• _BRIEF_: A faithful copy of each entry below is expected, with the images removed.

• _RECORDS FOR THIS TASK_:
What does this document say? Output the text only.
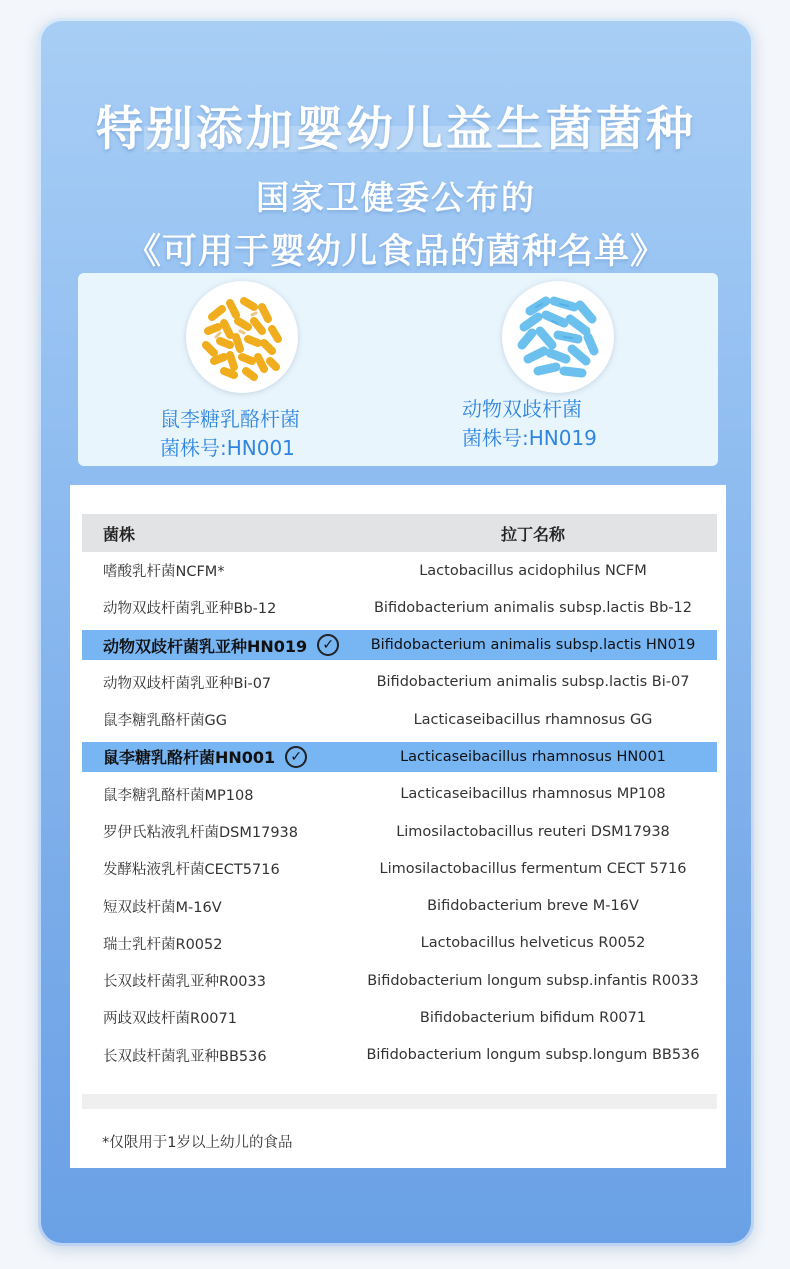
特别添加婴幼儿益生菌菌种
国家卫健委公布的
《可用于婴幼儿食品的菌种名单》
鼠李糖乳酪杆菌
菌株号:HN001
动物双歧杆菌
菌株号:HN019
菌株	拉丁名称
嗜酸乳杆菌NCFM*	Lactobacillus acidophilus NCFM
动物双歧杆菌乳亚种Bb-12	Bifidobacterium animalis subsp.lactis Bb-12
动物双歧杆菌乳亚种HN019	✓	Bifidobacterium animalis subsp.lactis HN019
动物双歧杆菌乳亚种Bi-07	Bifidobacterium animalis subsp.lactis Bi-07
鼠李糖乳酪杆菌GG	Lacticaseibacillus rhamnosus GG
鼠李糖乳酪杆菌HN001	✓	Lacticaseibacillus rhamnosus HN001
鼠李糖乳酪杆菌MP108	Lacticaseibacillus rhamnosus MP108
罗伊氏粘液乳杆菌DSM17938	Limosilactobacillus reuteri DSM17938
发酵粘液乳杆菌CECT5716	Limosilactobacillus fermentum CECT 5716
短双歧杆菌M-16V	Bifidobacterium breve M-16V
瑞士乳杆菌R0052	Lactobacillus helveticus R0052
长双歧杆菌乳亚种R0033	Bifidobacterium longum subsp.infantis R0033
两歧双歧杆菌R0071	Bifidobacterium bifidum R0071
长双歧杆菌乳亚种BB536	Bifidobacterium longum subsp.longum BB536
*仅限用于1岁以上幼儿的食品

• _WRITTEN RESPONSE_:
What does this document say? Output the text only.
特别添加婴幼儿益生菌菌种
国家卫健委公布的
《可用于婴幼儿食品的菌种名单》
鼠李糖乳酪杆菌
菌株号:HN001
动物双歧杆菌
菌株号:HN019
菌株	拉丁名称
嗜酸乳杆菌NCFM*	Lactobacillus acidophilus NCFM
动物双歧杆菌乳亚种Bb-12	Bifidobacterium animalis subsp.lactis Bb-12
动物双歧杆菌乳亚种HN019	✓	Bifidobacterium animalis subsp.lactis HN019
动物双歧杆菌乳亚种Bi-07	Bifidobacterium animalis subsp.lactis Bi-07
鼠李糖乳酪杆菌GG	Lacticaseibacillus rhamnosus GG
鼠李糖乳酪杆菌HN001	✓	Lacticaseibacillus rhamnosus HN001
鼠李糖乳酪杆菌MP108	Lacticaseibacillus rhamnosus MP108
罗伊氏粘液乳杆菌DSM17938	Limosilactobacillus reuteri DSM17938
发酵粘液乳杆菌CECT5716	Limosilactobacillus fermentum CECT 5716
短双歧杆菌M-16V	Bifidobacterium breve M-16V
瑞士乳杆菌R0052	Lactobacillus helveticus R0052
长双歧杆菌乳亚种R0033	Bifidobacterium longum subsp.infantis R0033
两歧双歧杆菌R0071	Bifidobacterium bifidum R0071
长双歧杆菌乳亚种BB536	Bifidobacterium longum subsp.longum BB536
*仅限用于1岁以上幼儿的食品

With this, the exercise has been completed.